**AIM OF THE TASK:** Search the records below for the word "Daily" and show every line where it occurs.

**LISTED ENTRIES:**
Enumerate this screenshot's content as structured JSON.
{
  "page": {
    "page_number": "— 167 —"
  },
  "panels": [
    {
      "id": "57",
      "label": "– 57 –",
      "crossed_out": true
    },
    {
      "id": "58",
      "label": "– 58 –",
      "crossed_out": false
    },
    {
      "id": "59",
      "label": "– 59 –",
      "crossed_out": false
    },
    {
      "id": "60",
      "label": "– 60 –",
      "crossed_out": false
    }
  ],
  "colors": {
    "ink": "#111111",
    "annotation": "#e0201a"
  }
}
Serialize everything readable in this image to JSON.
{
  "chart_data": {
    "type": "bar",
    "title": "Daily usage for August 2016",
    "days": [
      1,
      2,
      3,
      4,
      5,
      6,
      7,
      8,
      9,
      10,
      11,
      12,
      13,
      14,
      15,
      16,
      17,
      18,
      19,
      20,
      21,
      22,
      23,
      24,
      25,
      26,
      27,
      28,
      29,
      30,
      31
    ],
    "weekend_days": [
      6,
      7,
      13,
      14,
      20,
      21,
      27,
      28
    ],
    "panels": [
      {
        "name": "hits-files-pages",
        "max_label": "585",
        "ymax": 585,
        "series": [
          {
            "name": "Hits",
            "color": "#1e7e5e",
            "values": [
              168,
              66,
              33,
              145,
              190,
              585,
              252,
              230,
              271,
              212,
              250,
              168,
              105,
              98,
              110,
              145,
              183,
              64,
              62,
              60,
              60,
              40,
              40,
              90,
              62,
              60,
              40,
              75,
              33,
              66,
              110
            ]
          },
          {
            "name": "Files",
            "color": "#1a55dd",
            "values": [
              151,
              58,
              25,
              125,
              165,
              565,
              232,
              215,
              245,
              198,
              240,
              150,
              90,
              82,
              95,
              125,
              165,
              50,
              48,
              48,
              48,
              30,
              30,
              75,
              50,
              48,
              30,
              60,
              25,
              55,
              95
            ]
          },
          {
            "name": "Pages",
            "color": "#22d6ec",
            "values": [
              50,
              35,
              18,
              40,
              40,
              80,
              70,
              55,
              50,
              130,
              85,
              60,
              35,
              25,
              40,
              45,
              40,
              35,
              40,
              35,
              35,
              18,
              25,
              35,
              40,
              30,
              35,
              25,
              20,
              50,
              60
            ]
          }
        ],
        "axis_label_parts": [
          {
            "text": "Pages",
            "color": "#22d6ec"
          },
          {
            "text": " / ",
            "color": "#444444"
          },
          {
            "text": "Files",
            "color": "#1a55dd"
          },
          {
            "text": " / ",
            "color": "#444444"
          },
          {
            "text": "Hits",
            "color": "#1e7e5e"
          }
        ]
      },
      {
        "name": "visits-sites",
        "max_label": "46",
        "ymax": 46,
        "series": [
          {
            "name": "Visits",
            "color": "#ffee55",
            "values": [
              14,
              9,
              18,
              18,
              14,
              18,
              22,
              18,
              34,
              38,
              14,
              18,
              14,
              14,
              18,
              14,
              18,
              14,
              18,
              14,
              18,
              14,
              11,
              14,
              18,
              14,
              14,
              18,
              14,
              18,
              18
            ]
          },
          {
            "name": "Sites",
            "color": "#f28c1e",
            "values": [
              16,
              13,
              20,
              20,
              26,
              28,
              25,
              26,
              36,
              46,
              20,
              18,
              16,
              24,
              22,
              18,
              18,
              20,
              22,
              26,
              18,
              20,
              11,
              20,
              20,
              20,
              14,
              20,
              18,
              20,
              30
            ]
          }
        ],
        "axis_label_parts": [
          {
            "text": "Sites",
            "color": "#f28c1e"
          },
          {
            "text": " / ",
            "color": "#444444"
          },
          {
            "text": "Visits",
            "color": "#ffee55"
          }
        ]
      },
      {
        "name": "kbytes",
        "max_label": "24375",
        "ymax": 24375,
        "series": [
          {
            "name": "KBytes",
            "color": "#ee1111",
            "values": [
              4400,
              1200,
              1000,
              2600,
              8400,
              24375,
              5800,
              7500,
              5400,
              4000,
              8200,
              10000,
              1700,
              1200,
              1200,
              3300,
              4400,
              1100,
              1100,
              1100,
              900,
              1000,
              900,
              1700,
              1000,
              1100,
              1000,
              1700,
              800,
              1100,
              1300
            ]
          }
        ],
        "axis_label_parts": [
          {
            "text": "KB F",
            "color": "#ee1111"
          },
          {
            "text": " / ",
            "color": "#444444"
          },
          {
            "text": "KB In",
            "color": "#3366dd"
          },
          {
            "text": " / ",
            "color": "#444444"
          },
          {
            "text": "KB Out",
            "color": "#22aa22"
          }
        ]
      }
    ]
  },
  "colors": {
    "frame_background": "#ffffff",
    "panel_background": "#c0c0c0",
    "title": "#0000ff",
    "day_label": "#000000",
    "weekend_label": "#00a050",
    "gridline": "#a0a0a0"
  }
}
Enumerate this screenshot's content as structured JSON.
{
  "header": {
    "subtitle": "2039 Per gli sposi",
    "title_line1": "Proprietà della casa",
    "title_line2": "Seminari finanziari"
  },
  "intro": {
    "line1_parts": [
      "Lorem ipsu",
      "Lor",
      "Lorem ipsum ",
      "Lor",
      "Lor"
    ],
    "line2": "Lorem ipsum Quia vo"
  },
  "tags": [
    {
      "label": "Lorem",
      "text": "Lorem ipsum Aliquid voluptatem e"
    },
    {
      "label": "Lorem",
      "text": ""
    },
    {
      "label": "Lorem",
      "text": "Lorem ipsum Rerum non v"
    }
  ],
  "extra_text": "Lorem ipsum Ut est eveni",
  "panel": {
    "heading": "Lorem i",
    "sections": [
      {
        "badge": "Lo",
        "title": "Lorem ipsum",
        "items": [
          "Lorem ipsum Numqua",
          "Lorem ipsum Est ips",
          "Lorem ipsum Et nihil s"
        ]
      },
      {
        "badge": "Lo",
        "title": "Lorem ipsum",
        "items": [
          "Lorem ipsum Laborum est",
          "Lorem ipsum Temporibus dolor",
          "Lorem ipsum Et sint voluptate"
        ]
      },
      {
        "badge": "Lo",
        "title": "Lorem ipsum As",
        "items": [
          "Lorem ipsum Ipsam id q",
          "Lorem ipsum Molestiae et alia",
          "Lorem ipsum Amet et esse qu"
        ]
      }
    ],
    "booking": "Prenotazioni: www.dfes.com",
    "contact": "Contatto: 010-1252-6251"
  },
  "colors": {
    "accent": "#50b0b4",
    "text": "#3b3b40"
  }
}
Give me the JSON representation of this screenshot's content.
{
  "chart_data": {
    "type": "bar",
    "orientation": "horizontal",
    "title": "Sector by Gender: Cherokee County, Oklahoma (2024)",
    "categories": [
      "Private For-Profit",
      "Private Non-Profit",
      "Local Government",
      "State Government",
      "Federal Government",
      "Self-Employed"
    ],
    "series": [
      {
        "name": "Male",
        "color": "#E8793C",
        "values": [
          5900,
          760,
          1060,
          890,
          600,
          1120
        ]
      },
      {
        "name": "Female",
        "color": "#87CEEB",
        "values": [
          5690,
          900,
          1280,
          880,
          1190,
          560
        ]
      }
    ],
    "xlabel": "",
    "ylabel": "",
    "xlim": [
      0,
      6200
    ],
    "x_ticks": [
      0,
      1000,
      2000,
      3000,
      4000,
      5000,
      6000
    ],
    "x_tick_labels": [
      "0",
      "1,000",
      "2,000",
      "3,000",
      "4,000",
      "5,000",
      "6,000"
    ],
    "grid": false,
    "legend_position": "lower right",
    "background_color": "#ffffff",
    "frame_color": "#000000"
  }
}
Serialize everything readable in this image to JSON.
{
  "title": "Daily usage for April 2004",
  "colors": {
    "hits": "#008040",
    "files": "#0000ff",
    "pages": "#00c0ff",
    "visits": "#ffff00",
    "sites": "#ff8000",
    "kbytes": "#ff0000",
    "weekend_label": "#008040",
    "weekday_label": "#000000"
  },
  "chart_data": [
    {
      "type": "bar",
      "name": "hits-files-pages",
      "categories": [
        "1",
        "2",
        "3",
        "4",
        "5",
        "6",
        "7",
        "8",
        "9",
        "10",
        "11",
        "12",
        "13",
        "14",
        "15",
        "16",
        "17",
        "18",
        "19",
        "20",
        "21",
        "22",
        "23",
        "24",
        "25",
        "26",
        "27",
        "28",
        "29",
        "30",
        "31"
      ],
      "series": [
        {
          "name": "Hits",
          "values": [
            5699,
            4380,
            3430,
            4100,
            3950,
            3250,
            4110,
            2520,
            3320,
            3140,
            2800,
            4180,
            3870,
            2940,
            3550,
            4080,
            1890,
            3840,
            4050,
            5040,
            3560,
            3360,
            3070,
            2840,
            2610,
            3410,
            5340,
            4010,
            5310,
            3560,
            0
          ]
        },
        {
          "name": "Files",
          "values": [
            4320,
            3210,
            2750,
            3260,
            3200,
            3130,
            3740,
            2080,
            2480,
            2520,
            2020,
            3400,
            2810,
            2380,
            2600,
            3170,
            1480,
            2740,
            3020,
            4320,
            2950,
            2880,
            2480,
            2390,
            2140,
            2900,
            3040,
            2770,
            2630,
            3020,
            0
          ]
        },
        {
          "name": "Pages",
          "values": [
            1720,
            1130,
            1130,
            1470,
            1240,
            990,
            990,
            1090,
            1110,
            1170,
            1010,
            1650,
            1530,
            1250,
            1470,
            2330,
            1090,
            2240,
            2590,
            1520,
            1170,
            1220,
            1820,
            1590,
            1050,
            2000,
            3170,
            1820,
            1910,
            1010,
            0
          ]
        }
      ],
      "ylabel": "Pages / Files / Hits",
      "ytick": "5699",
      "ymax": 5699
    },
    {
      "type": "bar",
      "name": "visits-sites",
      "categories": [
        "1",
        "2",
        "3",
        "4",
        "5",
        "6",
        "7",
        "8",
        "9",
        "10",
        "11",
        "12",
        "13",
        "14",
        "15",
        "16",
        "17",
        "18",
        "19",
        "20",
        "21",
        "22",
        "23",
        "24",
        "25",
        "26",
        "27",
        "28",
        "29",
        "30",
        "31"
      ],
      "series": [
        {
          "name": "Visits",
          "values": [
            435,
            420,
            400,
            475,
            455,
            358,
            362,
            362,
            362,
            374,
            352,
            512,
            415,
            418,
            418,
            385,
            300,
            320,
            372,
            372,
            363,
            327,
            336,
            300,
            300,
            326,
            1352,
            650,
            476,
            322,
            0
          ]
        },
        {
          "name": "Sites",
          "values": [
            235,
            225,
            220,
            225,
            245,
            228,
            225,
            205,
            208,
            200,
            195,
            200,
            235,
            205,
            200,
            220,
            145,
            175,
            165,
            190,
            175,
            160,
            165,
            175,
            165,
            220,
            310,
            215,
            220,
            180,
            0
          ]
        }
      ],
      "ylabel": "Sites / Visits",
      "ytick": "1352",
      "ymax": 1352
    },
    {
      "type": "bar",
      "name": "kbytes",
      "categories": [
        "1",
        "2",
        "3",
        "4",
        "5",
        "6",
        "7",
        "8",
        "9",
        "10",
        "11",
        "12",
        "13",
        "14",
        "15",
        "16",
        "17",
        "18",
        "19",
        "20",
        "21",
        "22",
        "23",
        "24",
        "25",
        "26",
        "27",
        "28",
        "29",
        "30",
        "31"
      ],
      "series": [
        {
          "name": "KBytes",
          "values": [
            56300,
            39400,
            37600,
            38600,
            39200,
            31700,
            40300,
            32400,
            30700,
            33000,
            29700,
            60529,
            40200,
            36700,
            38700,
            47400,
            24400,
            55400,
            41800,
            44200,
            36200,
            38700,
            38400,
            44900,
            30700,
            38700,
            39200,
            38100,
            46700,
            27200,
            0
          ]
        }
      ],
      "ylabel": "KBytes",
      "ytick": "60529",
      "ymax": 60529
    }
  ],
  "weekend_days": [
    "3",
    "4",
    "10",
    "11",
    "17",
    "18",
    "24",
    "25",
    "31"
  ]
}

**RESULT OF THIS EXERCISE:**
    "title": "Daily usage for August 2016",
  "title": "Daily usage for April 2004",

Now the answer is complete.